**Work to do:** Within the records that follow, find every line containing the string "JSON". Copy those lines.

Items from a figure collection:

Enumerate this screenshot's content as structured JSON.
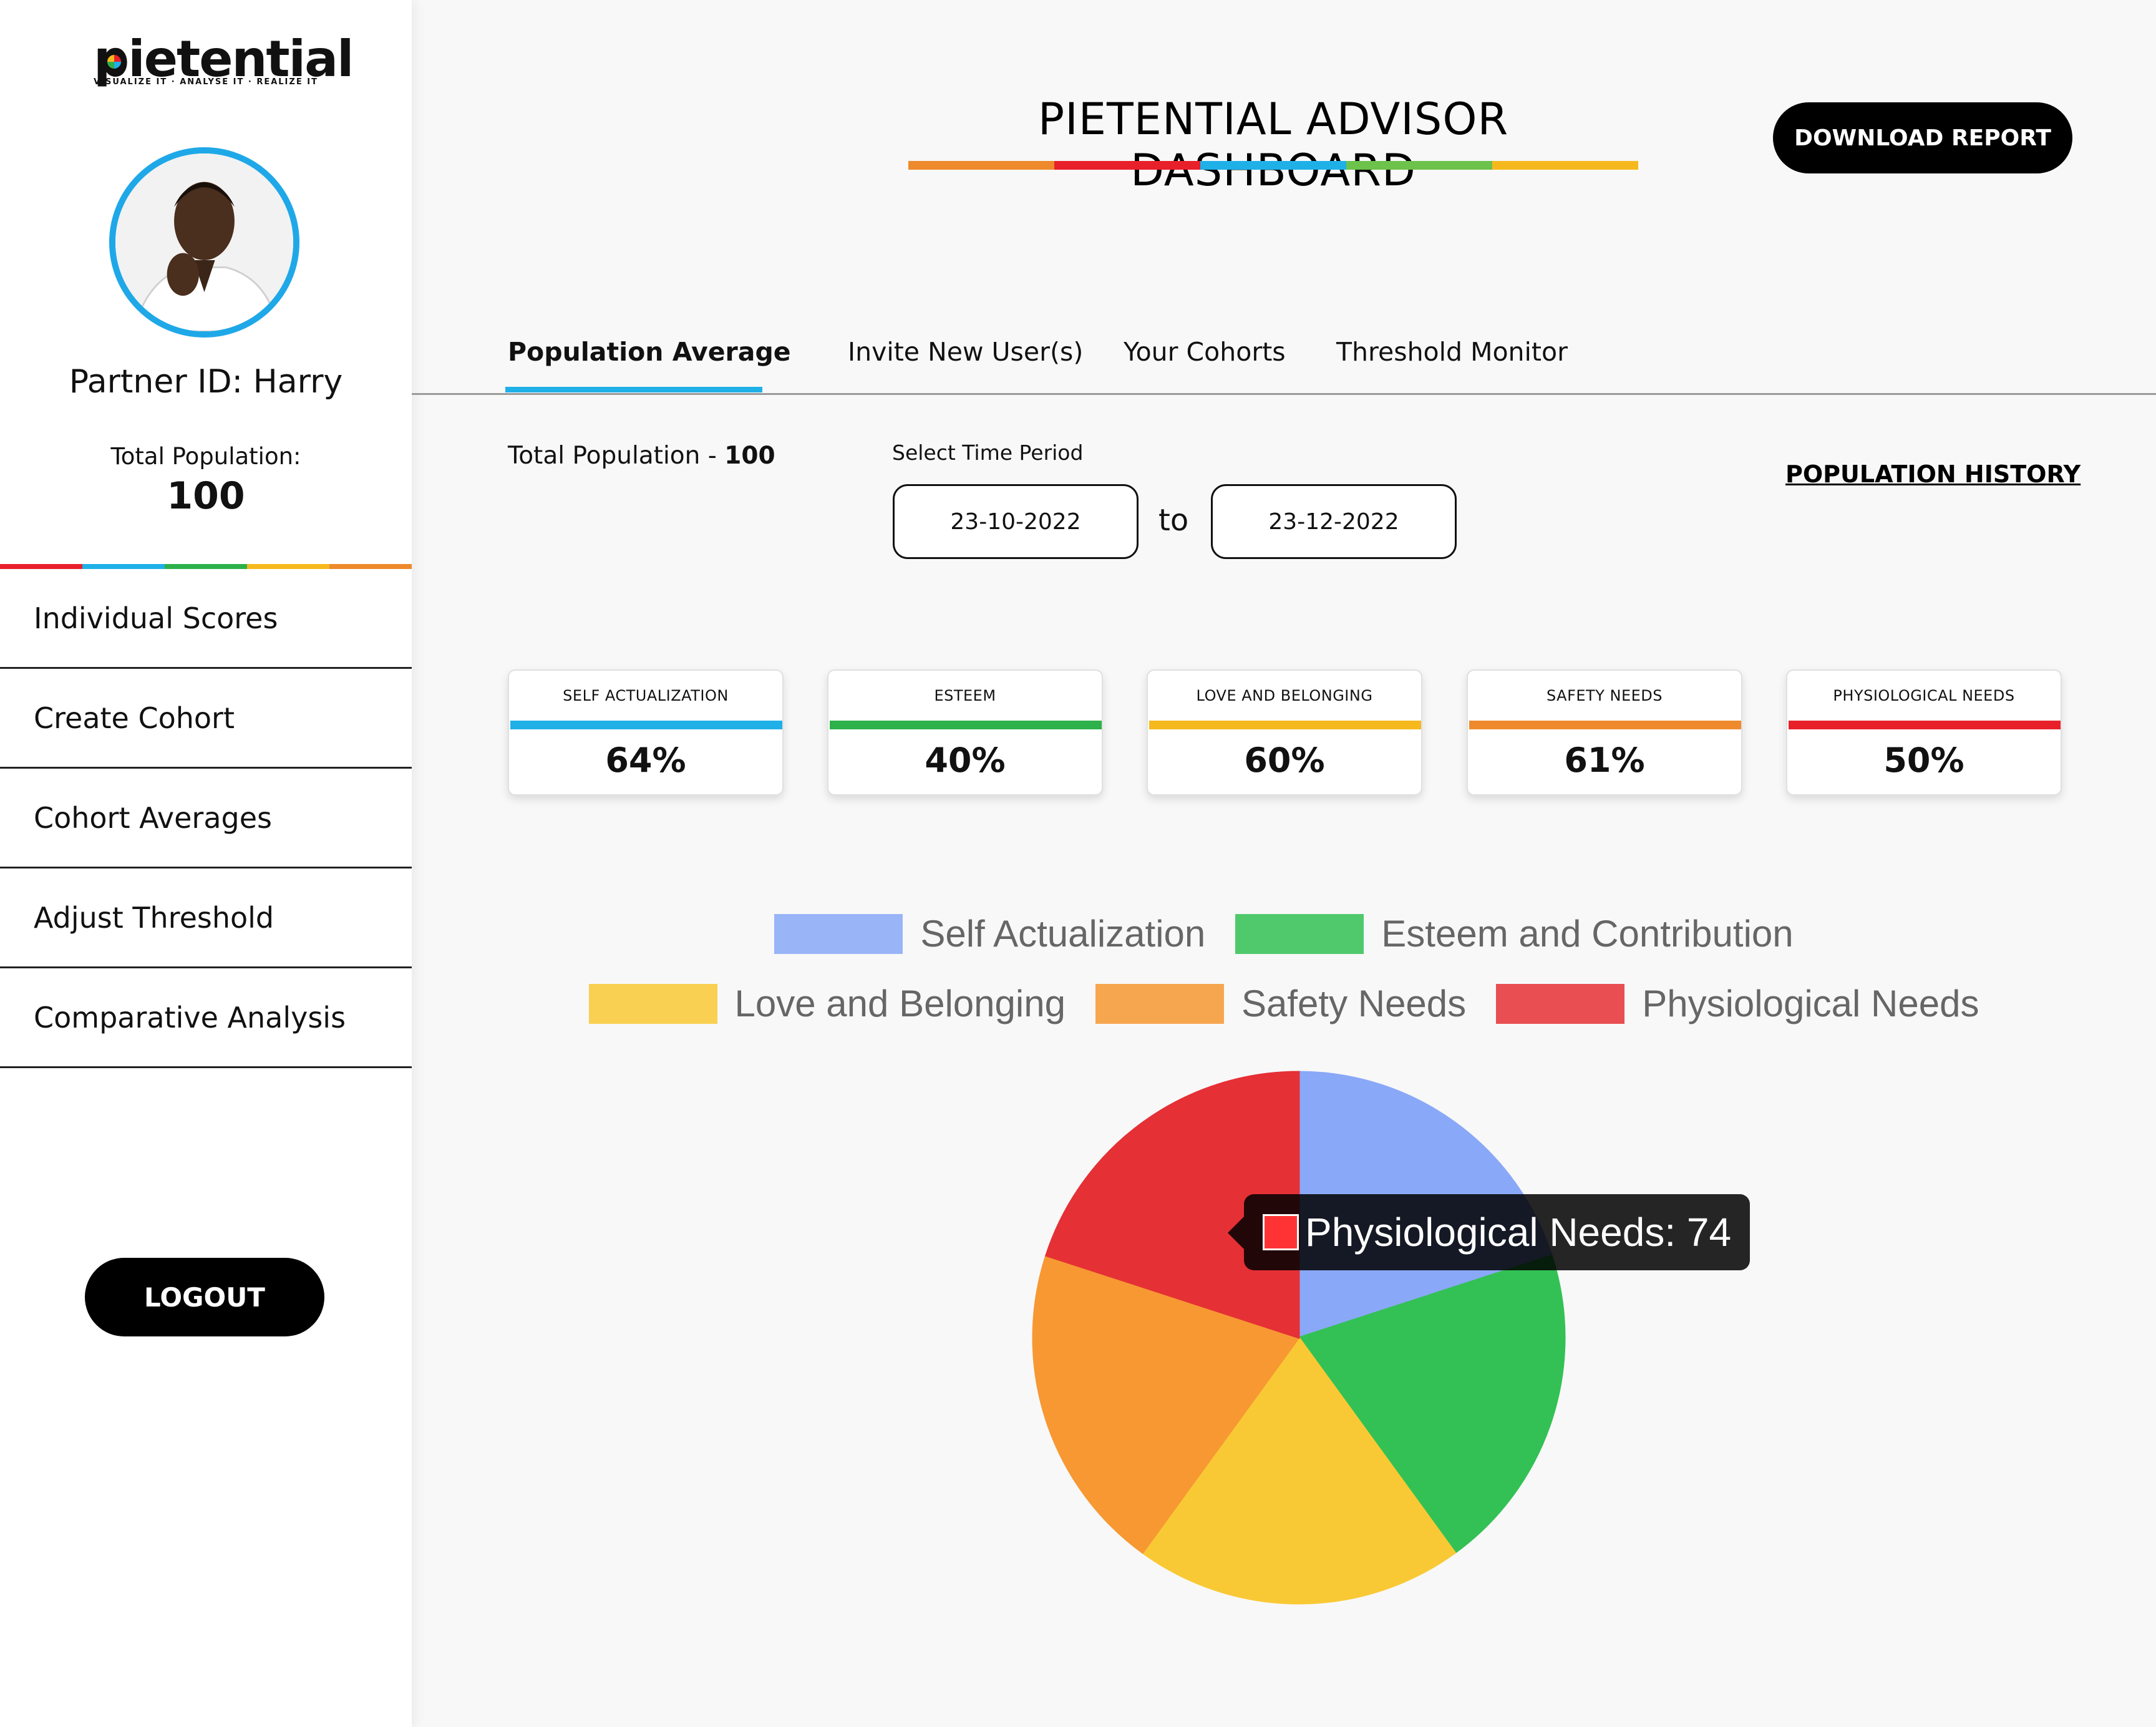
{
  "sidebar": {
    "logo_text": "pietential",
    "logo_tagline": "VISUALIZE IT · ANALYSE IT · REALIZE IT",
    "partner_id": "Partner ID: Harry",
    "total_population_label": "Total Population:",
    "total_population_value": "100",
    "rainbow_colors": [
      "#e8202a",
      "#1fb0e8",
      "#2db14a",
      "#f6b91d",
      "#ee8a2c"
    ],
    "nav_items": [
      {
        "label": "Individual Scores"
      },
      {
        "label": "Create Cohort"
      },
      {
        "label": "Cohort Averages"
      },
      {
        "label": "Adjust Threshold"
      },
      {
        "label": "Comparative Analysis"
      }
    ],
    "logout_label": "LOGOUT"
  },
  "header": {
    "title": "PIETENTIAL ADVISOR DASHBOARD",
    "title_rainbow_colors": [
      "#ee8a2c",
      "#e8202a",
      "#1fb0e8",
      "#6cc24a",
      "#f6b91d"
    ],
    "download_label": "DOWNLOAD REPORT"
  },
  "tabs": [
    {
      "label": "Population Average",
      "active": true
    },
    {
      "label": "Invite New User(s)",
      "active": false
    },
    {
      "label": "Your Cohorts",
      "active": false
    },
    {
      "label": "Threshold Monitor",
      "active": false
    }
  ],
  "filters": {
    "total_population_label": "Total Population - ",
    "total_population_value": "100",
    "period_label": "Select Time Period",
    "start_date": "23-10-2022",
    "to_label": "to",
    "end_date": "23-12-2022",
    "history_link": "POPULATION HISTORY"
  },
  "score_cards": [
    {
      "label": "SELF ACTUALIZATION",
      "value": "64%",
      "color": "#1fb0e8"
    },
    {
      "label": "ESTEEM",
      "value": "40%",
      "color": "#2db14a"
    },
    {
      "label": "LOVE AND BELONGING",
      "value": "60%",
      "color": "#f6b91d"
    },
    {
      "label": "SAFETY NEEDS",
      "value": "61%",
      "color": "#ee8a2c"
    },
    {
      "label": "PHYSIOLOGICAL NEEDS",
      "value": "50%",
      "color": "#e8202a"
    }
  ],
  "chart_data": {
    "type": "pie",
    "title": "",
    "legend_position": "top",
    "categories": [
      "Self Actualization",
      "Esteem and Contribution",
      "Love and Belonging",
      "Safety Needs",
      "Physiological Needs"
    ],
    "values": [
      74,
      74,
      74,
      74,
      74
    ],
    "colors": [
      "#8aa8f8",
      "#33c155",
      "#f9c935",
      "#f79833",
      "#e53035"
    ],
    "highlighted": "Physiological Needs",
    "tooltip": "Physiological Needs: 74"
  }
}
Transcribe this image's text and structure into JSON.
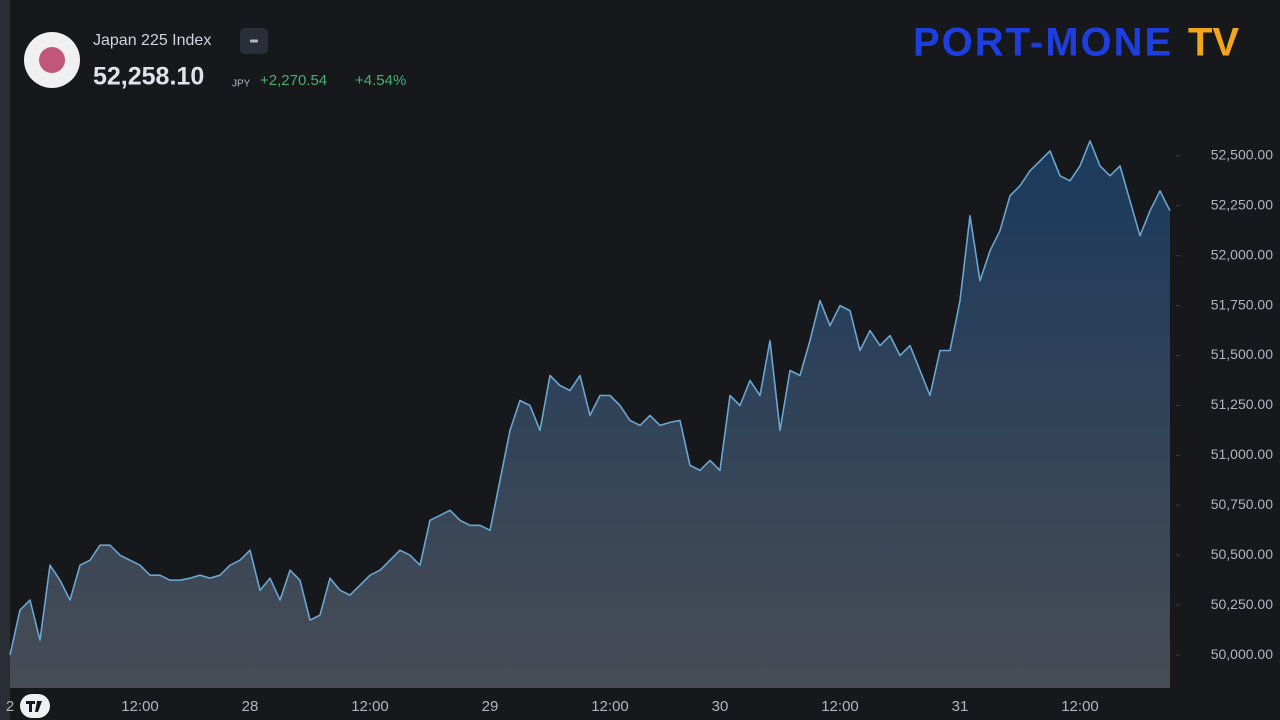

**Exercise output:**
Enumerate this screenshot's content as structured JSON.
Transcribe this image's text and structure into JSON.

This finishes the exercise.